From the entries that follow, pick out all lines holding "และท".
○ ○ ○ ○ ○ ○ ○
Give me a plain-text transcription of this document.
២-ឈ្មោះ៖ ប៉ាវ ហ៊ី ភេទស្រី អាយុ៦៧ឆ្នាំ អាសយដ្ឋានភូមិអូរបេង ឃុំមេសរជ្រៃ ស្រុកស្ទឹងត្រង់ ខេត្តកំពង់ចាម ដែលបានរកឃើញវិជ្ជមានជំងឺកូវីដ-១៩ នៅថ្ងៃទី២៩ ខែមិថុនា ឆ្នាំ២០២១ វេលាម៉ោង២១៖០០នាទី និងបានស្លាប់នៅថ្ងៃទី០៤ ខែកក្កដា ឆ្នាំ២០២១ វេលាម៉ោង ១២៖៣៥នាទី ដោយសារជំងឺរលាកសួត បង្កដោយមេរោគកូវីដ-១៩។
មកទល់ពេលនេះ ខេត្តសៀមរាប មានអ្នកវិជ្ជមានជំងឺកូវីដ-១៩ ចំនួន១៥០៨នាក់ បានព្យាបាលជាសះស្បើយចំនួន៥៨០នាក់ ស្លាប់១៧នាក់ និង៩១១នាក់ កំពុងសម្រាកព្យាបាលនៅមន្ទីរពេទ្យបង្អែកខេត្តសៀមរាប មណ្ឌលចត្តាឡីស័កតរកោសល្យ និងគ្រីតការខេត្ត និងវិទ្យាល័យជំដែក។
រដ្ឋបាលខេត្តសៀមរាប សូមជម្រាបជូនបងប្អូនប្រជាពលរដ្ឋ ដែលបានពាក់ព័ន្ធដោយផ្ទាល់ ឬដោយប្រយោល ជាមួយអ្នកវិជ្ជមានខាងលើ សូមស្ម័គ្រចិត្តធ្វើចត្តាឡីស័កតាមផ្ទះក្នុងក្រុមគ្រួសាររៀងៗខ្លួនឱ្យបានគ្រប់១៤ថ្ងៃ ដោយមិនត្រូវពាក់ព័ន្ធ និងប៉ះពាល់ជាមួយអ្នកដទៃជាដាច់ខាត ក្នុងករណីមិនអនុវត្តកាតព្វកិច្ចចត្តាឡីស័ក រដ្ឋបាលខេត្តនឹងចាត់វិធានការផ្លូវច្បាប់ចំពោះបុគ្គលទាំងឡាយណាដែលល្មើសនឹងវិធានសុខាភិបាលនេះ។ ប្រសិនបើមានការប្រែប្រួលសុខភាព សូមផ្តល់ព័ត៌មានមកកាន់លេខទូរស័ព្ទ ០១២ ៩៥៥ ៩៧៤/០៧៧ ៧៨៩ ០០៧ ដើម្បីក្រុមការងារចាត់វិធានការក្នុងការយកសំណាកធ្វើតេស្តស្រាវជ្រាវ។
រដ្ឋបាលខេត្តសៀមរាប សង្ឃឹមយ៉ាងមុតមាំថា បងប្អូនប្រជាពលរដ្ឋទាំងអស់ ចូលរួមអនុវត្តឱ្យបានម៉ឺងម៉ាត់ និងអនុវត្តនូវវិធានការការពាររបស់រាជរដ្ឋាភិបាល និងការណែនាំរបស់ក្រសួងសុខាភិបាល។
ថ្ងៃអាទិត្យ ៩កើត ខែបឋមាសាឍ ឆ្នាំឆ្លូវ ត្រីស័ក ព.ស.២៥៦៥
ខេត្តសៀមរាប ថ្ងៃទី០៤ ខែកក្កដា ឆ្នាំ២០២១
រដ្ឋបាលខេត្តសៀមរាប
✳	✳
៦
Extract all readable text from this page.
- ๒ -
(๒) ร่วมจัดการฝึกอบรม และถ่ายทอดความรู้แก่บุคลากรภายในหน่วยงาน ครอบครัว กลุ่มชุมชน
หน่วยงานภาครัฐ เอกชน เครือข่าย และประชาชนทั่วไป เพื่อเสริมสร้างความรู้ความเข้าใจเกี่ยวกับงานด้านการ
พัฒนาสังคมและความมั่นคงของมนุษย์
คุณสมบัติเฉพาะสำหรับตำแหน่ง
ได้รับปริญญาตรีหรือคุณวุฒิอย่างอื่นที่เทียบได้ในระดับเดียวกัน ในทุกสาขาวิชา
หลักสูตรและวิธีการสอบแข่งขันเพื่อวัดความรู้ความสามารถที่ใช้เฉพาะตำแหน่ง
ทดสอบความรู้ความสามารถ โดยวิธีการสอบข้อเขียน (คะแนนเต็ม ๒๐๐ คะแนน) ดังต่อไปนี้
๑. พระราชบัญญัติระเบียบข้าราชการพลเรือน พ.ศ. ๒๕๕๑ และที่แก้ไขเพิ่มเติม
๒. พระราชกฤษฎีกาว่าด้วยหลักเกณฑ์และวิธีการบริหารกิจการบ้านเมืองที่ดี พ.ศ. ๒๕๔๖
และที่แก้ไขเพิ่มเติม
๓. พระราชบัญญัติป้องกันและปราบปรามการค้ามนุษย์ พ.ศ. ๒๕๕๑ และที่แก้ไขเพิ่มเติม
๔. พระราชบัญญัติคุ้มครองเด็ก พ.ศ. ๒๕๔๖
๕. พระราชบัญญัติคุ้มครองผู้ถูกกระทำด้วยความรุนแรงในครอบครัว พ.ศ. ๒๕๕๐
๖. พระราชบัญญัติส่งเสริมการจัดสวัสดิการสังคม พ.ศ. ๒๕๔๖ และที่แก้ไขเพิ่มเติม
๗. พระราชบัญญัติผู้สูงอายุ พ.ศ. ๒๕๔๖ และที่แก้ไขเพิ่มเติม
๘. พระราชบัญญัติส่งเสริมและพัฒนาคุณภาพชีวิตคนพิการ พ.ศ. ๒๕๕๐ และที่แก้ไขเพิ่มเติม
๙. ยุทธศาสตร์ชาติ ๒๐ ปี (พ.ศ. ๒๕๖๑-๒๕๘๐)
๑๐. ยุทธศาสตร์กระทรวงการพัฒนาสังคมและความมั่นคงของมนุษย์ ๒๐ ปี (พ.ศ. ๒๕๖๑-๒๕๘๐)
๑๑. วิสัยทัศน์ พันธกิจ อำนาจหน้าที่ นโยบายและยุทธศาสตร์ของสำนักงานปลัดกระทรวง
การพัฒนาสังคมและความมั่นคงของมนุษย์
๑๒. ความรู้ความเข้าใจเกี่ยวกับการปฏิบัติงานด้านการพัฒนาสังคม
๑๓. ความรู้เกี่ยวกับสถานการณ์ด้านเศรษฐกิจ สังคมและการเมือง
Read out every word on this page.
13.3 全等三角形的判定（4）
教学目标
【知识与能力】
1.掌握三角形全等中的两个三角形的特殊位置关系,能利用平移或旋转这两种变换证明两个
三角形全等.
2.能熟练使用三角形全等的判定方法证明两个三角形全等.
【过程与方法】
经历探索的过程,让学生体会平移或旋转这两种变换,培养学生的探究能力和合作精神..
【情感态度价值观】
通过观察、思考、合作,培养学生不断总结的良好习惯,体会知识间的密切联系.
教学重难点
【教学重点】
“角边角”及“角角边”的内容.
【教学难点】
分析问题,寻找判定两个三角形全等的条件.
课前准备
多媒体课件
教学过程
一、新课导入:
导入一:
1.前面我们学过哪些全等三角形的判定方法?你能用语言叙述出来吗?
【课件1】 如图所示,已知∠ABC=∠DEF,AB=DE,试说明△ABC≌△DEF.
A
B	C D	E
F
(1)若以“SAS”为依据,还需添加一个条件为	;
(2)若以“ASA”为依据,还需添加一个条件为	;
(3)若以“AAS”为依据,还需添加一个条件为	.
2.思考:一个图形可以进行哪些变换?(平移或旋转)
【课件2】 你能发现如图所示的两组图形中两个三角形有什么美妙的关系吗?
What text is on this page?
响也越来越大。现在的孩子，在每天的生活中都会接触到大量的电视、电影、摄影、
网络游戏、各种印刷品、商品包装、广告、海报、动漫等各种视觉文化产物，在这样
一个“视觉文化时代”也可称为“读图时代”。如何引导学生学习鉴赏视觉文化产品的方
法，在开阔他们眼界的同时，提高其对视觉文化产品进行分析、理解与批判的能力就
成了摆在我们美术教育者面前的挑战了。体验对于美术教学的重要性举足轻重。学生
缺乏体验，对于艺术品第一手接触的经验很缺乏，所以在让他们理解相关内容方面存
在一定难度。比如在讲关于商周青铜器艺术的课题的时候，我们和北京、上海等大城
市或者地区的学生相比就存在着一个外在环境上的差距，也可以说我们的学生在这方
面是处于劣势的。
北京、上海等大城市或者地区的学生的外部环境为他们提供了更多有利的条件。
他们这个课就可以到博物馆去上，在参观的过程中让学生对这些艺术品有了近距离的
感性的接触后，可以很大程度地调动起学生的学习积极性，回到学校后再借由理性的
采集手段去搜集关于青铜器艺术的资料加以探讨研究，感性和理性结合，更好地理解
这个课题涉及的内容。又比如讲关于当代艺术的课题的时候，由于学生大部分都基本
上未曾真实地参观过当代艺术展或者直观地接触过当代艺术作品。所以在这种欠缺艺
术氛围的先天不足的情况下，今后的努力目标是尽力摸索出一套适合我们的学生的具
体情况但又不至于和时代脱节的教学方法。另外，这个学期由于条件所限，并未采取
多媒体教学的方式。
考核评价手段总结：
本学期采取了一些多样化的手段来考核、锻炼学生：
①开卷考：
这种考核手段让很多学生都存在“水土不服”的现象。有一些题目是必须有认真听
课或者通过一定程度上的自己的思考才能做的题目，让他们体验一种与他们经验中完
○ ○ ○ ○ ○ ○ ○
[TASK RESPONSE]
๑. พระราชบัญญัติระเบียบข้าราชการพลเรือน พ.ศ. ๒๕๕๑ และที่แก้ไขเพิ่มเติม
และที่แก้ไขเพิ่มเติม
๓. พระราชบัญญัติป้องกันและปราบปรามการค้ามนุษย์ พ.ศ. ๒๕๕๑ และที่แก้ไขเพิ่มเติม
๖. พระราชบัญญัติส่งเสริมการจัดสวัสดิการสังคม พ.ศ. ๒๕๔๖ และที่แก้ไขเพิ่มเติม
๗. พระราชบัญญัติผู้สูงอายุ พ.ศ. ๒๕๔๖ และที่แก้ไขเพิ่มเติม
๘. พระราชบัญญัติส่งเสริมและพัฒนาคุณภาพชีวิตคนพิการ พ.ศ. ๒๕๕๐ และที่แก้ไขเพิ่มเติม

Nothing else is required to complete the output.